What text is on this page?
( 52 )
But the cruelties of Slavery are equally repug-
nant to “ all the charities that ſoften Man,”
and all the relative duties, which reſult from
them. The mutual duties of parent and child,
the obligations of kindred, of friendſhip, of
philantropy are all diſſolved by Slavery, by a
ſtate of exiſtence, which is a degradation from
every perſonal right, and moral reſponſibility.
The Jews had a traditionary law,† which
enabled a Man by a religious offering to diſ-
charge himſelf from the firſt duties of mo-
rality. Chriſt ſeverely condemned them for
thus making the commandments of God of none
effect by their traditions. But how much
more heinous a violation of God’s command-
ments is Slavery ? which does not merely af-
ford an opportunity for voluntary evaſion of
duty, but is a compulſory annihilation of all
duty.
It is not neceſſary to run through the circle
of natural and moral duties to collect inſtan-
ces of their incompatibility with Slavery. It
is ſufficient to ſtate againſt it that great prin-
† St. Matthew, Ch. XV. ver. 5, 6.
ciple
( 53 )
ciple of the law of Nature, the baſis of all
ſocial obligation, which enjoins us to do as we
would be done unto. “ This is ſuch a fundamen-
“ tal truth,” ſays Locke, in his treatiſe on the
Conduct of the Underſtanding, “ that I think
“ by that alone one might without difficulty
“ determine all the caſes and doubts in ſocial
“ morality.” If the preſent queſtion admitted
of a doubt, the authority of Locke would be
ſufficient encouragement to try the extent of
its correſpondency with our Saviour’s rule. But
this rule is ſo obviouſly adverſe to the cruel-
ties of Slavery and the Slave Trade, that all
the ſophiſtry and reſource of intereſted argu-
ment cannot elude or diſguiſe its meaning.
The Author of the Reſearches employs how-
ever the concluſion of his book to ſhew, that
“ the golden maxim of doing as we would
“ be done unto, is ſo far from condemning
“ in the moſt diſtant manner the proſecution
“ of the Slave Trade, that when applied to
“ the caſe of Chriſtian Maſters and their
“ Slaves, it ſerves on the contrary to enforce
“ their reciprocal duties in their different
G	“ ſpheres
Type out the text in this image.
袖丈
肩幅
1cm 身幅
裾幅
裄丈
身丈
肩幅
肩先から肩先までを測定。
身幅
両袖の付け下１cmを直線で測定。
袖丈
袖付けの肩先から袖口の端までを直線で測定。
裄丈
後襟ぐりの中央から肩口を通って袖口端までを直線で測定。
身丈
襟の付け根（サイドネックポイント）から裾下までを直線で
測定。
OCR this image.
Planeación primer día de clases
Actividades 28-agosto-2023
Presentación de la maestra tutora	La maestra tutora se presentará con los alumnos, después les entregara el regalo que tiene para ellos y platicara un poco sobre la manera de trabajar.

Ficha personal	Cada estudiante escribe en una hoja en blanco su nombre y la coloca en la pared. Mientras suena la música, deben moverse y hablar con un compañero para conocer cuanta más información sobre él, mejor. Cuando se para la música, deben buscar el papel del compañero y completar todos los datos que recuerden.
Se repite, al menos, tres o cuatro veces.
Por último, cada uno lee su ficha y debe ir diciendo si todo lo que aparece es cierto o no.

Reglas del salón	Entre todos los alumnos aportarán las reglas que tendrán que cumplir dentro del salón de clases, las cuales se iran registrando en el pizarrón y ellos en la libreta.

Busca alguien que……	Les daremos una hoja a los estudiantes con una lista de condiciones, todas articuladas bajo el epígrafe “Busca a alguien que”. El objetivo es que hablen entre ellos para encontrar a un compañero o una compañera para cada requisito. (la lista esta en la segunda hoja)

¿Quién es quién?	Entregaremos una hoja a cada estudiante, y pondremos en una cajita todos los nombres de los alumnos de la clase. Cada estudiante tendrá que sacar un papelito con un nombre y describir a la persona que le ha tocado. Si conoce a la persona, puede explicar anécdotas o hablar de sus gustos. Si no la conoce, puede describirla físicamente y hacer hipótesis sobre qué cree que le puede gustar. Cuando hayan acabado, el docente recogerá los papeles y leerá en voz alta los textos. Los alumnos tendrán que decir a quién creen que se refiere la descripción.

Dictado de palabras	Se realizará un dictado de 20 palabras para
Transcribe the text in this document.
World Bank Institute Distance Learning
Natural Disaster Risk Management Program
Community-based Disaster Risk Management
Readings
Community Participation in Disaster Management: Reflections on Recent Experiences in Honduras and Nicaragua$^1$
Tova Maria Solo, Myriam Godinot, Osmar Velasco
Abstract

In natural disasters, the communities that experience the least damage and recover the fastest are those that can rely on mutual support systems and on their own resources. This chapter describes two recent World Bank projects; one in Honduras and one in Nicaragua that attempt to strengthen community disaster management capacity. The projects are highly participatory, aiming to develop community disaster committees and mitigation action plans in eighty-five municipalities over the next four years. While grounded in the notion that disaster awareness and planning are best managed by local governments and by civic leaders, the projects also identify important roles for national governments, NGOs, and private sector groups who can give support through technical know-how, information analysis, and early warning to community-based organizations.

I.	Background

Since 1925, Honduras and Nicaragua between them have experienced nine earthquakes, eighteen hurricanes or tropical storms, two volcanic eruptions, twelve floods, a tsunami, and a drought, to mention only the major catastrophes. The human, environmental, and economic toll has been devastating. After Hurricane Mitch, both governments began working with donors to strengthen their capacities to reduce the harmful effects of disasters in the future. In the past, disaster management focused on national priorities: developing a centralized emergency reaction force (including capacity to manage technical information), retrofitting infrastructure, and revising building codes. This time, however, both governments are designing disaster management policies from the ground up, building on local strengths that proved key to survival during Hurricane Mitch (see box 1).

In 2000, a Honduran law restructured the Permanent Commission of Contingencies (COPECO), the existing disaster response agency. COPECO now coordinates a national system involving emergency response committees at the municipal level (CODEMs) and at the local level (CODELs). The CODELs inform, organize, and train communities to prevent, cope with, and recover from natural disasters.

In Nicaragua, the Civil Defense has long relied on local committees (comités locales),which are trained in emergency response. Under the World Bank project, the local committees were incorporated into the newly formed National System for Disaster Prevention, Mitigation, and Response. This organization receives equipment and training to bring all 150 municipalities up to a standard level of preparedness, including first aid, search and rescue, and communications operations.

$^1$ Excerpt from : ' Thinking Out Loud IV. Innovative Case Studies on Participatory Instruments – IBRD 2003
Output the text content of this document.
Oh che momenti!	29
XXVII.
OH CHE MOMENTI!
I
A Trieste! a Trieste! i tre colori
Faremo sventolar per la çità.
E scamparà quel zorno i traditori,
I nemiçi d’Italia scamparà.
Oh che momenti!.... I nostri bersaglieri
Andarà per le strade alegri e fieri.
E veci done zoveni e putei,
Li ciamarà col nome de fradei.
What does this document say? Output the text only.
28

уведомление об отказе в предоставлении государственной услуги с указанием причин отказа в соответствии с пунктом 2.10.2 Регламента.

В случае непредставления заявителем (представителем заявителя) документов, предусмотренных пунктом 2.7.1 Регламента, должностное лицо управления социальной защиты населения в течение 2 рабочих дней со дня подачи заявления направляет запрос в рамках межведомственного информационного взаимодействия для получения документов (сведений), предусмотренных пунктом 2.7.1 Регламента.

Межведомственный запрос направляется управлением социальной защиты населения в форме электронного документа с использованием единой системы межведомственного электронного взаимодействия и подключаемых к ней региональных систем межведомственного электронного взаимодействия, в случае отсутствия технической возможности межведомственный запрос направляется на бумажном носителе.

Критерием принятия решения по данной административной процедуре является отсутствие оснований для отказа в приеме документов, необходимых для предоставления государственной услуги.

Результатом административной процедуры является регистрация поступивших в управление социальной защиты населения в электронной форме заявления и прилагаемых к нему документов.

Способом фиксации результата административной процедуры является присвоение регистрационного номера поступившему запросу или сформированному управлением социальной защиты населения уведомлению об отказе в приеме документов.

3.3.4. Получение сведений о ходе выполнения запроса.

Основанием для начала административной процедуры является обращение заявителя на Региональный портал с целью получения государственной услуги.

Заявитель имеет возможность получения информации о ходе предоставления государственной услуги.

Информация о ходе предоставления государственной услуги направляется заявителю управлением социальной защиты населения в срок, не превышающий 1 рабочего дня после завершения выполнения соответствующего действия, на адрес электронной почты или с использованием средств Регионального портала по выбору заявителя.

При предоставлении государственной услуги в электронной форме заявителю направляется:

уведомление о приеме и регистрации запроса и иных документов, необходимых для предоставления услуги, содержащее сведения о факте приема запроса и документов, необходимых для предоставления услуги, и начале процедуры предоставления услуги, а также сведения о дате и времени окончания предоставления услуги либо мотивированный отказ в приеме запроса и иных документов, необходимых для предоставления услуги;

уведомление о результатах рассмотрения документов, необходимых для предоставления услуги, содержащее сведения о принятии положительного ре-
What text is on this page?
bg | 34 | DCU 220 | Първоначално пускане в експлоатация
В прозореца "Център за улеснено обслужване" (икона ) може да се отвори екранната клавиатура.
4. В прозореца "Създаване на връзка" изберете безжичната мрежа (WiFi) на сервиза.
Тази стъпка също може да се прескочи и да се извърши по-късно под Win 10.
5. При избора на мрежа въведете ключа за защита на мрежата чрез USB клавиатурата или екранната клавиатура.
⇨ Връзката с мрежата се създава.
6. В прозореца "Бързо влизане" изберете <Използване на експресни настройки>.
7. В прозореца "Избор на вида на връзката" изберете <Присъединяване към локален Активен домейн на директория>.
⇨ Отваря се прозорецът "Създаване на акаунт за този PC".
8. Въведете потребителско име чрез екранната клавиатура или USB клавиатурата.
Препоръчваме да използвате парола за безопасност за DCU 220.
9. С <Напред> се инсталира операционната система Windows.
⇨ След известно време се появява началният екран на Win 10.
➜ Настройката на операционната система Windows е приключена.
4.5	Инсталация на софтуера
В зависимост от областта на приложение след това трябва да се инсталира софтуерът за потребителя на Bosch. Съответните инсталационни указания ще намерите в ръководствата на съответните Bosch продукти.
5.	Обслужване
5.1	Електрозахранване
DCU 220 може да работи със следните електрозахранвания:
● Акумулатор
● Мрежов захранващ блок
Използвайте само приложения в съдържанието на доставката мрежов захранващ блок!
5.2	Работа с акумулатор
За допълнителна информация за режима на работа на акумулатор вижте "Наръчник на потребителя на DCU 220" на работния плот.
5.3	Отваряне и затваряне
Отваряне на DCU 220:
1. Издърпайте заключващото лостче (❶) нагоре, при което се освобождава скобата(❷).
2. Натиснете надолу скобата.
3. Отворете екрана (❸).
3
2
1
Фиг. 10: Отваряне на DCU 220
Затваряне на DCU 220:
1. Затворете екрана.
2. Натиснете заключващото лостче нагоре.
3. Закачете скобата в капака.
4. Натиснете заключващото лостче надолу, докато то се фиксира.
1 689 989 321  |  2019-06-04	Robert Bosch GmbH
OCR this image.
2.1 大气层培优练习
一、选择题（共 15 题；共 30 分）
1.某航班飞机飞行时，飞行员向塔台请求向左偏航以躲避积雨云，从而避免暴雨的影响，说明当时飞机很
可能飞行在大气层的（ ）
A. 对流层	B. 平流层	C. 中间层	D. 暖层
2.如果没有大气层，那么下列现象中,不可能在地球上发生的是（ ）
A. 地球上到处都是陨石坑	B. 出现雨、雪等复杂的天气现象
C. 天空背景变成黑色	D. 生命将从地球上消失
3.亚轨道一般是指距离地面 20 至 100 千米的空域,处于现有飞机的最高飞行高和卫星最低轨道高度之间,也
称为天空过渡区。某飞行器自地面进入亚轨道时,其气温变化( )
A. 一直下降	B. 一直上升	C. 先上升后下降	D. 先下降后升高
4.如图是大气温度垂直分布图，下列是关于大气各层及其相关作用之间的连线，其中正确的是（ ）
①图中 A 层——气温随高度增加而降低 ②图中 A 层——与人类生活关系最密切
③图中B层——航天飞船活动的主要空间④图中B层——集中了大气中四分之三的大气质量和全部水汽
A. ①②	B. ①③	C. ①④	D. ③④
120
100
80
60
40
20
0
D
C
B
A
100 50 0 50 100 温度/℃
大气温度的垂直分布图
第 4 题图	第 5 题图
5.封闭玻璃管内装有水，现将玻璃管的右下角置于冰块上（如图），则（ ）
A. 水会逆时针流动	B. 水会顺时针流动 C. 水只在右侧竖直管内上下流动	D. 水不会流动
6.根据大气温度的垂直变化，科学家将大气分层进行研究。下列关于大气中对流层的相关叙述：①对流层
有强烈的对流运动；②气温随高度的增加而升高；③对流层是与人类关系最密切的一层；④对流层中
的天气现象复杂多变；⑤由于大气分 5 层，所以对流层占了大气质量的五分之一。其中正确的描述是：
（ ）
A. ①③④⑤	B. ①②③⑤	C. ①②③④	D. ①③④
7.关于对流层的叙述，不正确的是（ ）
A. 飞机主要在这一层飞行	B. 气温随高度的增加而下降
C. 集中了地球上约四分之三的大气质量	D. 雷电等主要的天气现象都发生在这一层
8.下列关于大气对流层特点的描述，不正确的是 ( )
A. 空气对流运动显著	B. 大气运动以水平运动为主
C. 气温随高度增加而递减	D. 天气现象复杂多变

_____

Task description
Work through the listing above and report how many lines include the string "only", with no other text.

Solved exercise
2